WORK TO COMPLETE: Scan the material below for the string "JSON", and copy every line where it shows up.
### INFORMATION GIVEN ###
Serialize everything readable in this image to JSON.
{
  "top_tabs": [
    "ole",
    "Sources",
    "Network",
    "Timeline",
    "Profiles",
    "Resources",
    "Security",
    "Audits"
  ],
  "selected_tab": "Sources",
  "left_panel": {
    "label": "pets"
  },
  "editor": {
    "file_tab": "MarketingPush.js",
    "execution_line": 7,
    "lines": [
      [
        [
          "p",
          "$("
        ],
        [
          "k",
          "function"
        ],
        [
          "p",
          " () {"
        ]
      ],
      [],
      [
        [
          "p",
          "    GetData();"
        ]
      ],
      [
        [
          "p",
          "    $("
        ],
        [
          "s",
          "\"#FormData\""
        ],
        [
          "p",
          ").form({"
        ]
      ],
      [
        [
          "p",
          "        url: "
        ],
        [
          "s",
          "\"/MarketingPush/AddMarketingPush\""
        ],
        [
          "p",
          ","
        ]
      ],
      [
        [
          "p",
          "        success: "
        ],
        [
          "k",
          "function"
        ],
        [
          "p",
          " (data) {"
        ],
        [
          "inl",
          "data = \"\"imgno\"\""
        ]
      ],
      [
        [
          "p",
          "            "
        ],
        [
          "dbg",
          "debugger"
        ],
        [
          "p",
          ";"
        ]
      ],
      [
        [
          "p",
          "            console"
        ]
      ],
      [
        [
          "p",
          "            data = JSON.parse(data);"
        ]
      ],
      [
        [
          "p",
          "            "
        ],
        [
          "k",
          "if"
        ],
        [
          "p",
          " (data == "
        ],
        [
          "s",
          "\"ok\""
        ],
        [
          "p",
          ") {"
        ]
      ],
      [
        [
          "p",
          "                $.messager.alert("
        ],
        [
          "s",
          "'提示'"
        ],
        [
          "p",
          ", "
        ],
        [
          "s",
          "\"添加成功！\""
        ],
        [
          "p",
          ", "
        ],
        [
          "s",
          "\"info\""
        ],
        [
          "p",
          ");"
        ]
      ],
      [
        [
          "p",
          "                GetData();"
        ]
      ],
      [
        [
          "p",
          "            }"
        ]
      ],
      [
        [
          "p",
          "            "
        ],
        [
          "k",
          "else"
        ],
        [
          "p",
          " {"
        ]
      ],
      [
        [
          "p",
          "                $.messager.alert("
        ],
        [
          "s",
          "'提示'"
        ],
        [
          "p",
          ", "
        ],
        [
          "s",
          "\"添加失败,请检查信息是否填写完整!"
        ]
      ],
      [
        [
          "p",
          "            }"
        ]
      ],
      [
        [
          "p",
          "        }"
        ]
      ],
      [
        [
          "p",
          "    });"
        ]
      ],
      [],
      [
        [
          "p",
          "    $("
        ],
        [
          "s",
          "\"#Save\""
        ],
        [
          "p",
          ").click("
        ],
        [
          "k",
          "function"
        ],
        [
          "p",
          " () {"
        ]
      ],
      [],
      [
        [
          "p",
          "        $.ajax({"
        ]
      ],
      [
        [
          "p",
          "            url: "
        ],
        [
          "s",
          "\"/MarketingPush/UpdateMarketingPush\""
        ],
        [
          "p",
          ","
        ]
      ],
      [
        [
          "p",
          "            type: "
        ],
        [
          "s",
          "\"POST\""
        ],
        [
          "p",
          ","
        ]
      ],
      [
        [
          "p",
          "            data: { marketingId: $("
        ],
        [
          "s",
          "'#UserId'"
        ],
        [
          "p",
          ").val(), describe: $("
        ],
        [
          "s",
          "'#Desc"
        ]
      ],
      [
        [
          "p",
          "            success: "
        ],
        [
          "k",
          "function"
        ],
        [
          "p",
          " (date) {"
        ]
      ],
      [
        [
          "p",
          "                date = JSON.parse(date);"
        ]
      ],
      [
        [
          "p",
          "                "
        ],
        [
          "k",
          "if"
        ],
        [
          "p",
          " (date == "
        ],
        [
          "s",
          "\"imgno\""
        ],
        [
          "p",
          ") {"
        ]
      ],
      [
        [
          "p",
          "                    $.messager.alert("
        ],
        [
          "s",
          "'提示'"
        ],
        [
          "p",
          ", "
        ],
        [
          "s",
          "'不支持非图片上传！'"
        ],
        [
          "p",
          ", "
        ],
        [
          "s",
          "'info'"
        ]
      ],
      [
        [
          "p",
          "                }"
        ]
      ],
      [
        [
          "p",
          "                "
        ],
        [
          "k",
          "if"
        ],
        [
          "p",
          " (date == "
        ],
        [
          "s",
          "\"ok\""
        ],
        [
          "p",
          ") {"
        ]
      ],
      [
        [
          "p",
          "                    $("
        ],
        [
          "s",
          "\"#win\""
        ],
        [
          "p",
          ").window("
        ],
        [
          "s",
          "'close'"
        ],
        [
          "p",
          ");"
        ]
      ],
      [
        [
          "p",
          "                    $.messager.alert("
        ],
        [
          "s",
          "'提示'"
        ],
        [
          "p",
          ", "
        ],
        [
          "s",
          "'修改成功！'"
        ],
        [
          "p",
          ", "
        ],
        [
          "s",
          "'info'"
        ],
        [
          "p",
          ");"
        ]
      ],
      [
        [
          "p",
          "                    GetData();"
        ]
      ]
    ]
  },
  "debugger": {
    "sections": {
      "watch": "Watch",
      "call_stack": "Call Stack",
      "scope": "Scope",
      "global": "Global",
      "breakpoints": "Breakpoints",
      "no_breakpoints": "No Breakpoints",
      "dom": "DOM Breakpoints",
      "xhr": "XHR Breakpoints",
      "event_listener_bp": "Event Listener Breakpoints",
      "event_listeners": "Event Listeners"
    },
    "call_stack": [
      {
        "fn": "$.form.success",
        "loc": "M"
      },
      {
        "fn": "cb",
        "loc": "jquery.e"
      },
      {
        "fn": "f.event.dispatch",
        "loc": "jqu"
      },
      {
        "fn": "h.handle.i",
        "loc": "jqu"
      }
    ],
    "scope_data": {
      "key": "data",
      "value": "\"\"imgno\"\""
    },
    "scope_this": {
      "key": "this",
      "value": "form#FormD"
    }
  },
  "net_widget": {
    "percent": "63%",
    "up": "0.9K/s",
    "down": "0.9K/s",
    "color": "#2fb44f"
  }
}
###
WORKED SOLUTION:
Serialize everything readable in this image to JSON.
          "            data = JSON.parse(data);"
          "                date = JSON.parse(date);"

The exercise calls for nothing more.